В книжке эпизод: Мэтти в яме — 10 страниц хорошего готического романа. У героини сломана рука. Вторая — плотно прижата к телу, застрявшему между двух валунов, медленно и верно сползающему в жуткую бездну. Сломанной рукой Мэтти дотягивается до полуистлевшего трупа, валяющегося неподалеку, и использует его берцовую кость в качестве клина, не дающего ей упасть. Тем самым она будит клубок гремучих змей, свивших себе гнездо в грудной клетке трупа. Твари, разбуженные среди зимы, недовольно шипят… Недобитый (в книжке) Чейни свешивается сверху и гнусно злорадствует. Снизу по ногам шарахаются летучие мыши… Одна из гремучек кусает отчаявшуюся, изнемогшую Мэтти за руку… И только после этого появляется Когбёрн, который делает все и сразу. «Сгреб меня за шиворот одной рукой, прихватив и рубашку на загривке, и одним махом выдернул из дыры, а в то же время ногами змей разбрасывал и стрелял в них из револьвера, который носил на поясе. Грохот стоял оглушительный, у меня аж голова заболела».
В фильме этот эпизод не страшнее любого эпизода со змеями где-нибудь в «Индиане Джонс» — дежурный аттракцион. Никакой паники; зритель не боится за Мэтти. Потому что как можно бояться за жизнь человека, который тут, в царстве мертвых, переживает лучшее приключение, выпавшее на его долю? То, что Мэтти падает в яму, — нормально. То, что Когбёрн вытаскивает ее, уже укушенную змеей, — тоже в порядке вещей. За все надо платить. Ненормально, по-настоящему трагично ее возвращение в мир живых.

• [Записанные данные]
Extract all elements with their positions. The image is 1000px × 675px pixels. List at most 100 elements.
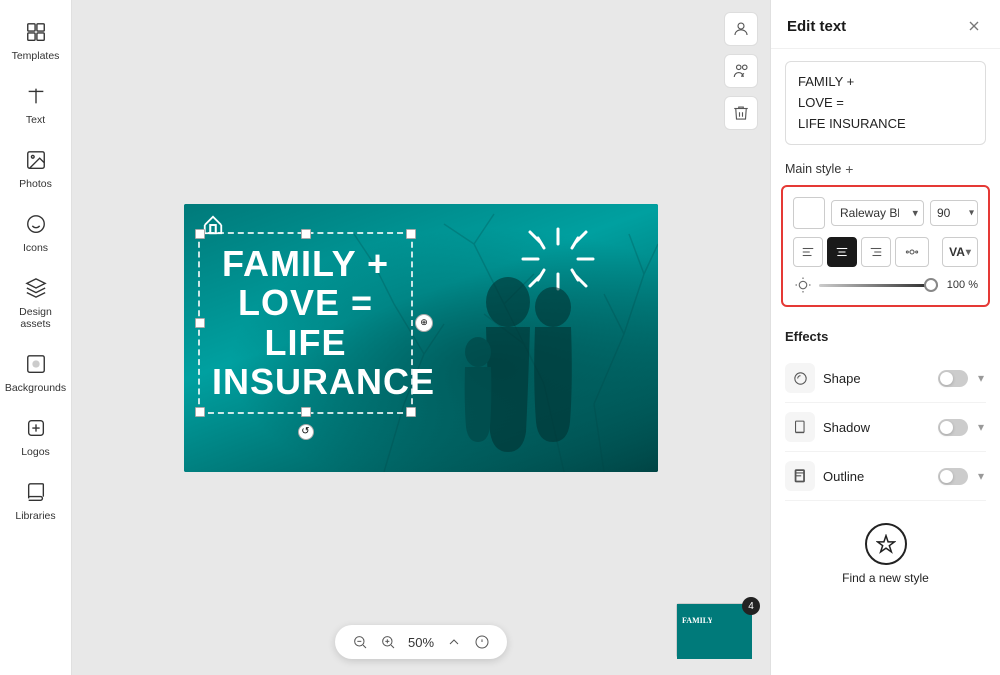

• [Список заданий]
1. Перепишите отрывок о Мэтти, начав с места со словами «В фильме этот» и закончив после «в мир живых.». Слово «фильме» в нем замените на «экранизации».
2. Что Мэтти, согласно отрывку о Мэтти, использует как клин, чтобы не упасть?
Строки здесь не используются.

• [Ответы к заданиям]
1.
В экранизации этот эпизод не страшнее любого эпизода со змеями где-нибудь в «Индиане Джонс» — дежурный аттракцион. Никакой паники; зритель не боится за Мэтти. Потому что как можно бояться за жизнь человека, который тут, в царстве мертвых, переживает лучшее приключение, выпавшее на его долю? То, что Мэтти падает в яму, — нормально. То, что Когбёрн вытаскивает ее, уже укушенную змеей, — тоже в порядке вещей. За все надо платить. Ненормально, по-настоящему трагично ее возвращение в мир живых.

2. Берцовую кость полуистлевшего трупа, лежащего неподалеку.